--- Start of EXTRACT ---
Social problems of Python doc [was Re: Python docs disappointing]
python at rcn.com
Wed Aug 12 21:15:07 CEST 2009
> i've wrote several articles about this issue, total time spend on this
> is probably more than 2 months full-time work. See:
> • Python Documentation Problems
I just read you post. You did devote a substantial amount of time
to the project. Some of your criticisms are valid. Wish you had
posted patches, I think many of them would have been accepted.
Since you wrote this a few years ago, many examples have
been added to the docs and more are forthcoming.
> I often receive thank you emails for 2 particular articles, which are
> most frequently google searched as indicated by my weblog:
> • Python Doc Problem Example: gzip
> • Python Doc Problem Example: sort()
> • Sorting in Python and Perl
Some are the criticisms are valid; others seem off-base.
Here are a few thoughts on list.sort() for those who are interested:
* The key= and reversed= parameters are not intended for special
cases, leaving cmp= for the general case. They were intended to
be full replacements. In Python3.x, the cmp function is gone.
--- End of EXTRACT ---
--- Start of SOURCE MATERIAL ---
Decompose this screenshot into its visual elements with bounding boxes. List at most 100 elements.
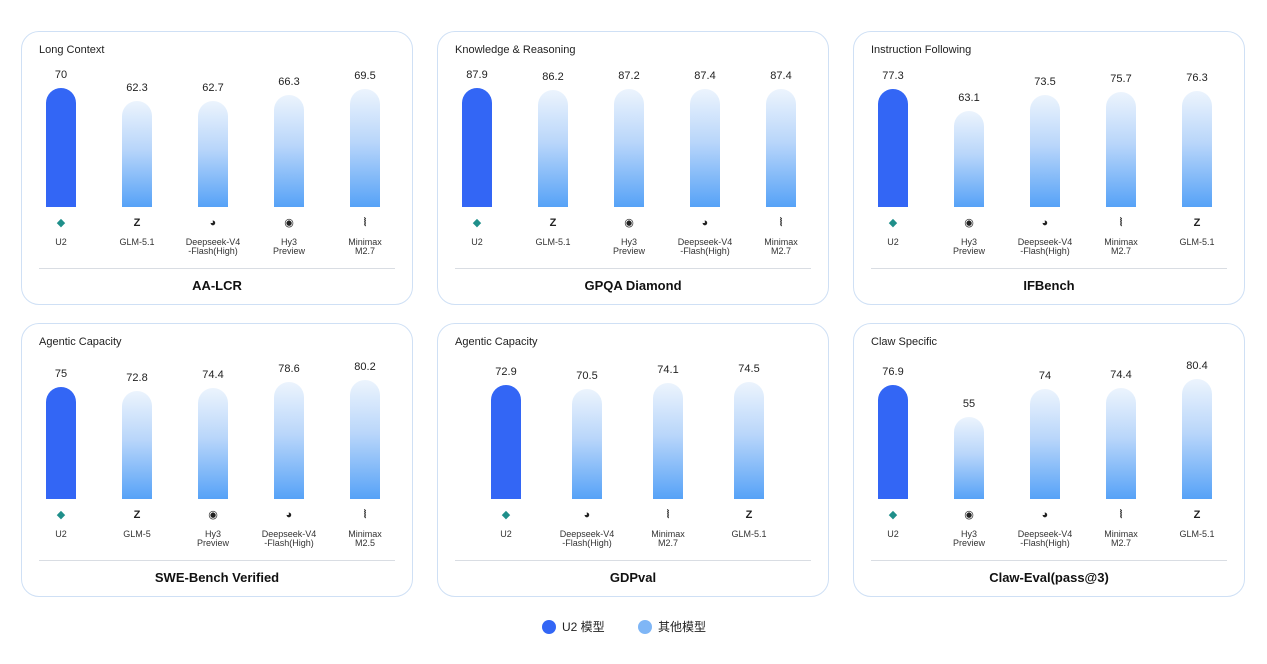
--- End of SOURCE MATERIAL ---
> **EXERCISE INSTRUCTIONS**:
A) Copy the passage of the Python documentation post from "Since you wrote" to "function is gone.".
B) Translate this sentence from the Python documentation post into Spanish: "Since you wrote this a few years ago, many examples have been added to the docs and more are forthcoming."
C) Write the next part of the mailing-list post about Python documentation problems, picking up after its last sentence.

> **PER-TASK ANSWERS**:
A)
Since you wrote this a few years ago, many examples have
been added to the docs and more are forthcoming.
> I often receive thank you emails for 2 particular articles, which are
> most frequently google searched as indicated by my weblog:
> • Python Doc Problem Example: gzip
> • Python Doc Problem Example: sort()
> • Sorting in Python and Perl
Some are the criticisms are valid; others seem off-base.
Here are a few thoughts on list.sort() for those who are interested:
* The key= and reversed= parameters are not intended for special
cases, leaving cmp= for the general case. They were intended to
be full replacements. In Python3.x, the cmp function is gone.

B) Desde que escribiste esto hace unos años, se han añadido muchos ejemplos a la documentación y hay más en camino.

C)
* The interaction of the key= and cmp= functions can be made to
interact (the key function is first applied to every element and
the cmp function then gets applied to the results of the key
function). This isn't a normal or intended use case, so the docs
don't delve into the subject.
* The reversed parameter does more than list.sort() followed by
list.reverse(). It also preserves stability in the event of equal
>>> sorted([(1,2), (1,3)], key=itemgetter(0), reverse=True)
So it was not correct to say that the following are equivalent:
li.sort(lambda x, y: cmp(x,y), reverse=True)
li.sort(lambda x, y: cmp(y,x))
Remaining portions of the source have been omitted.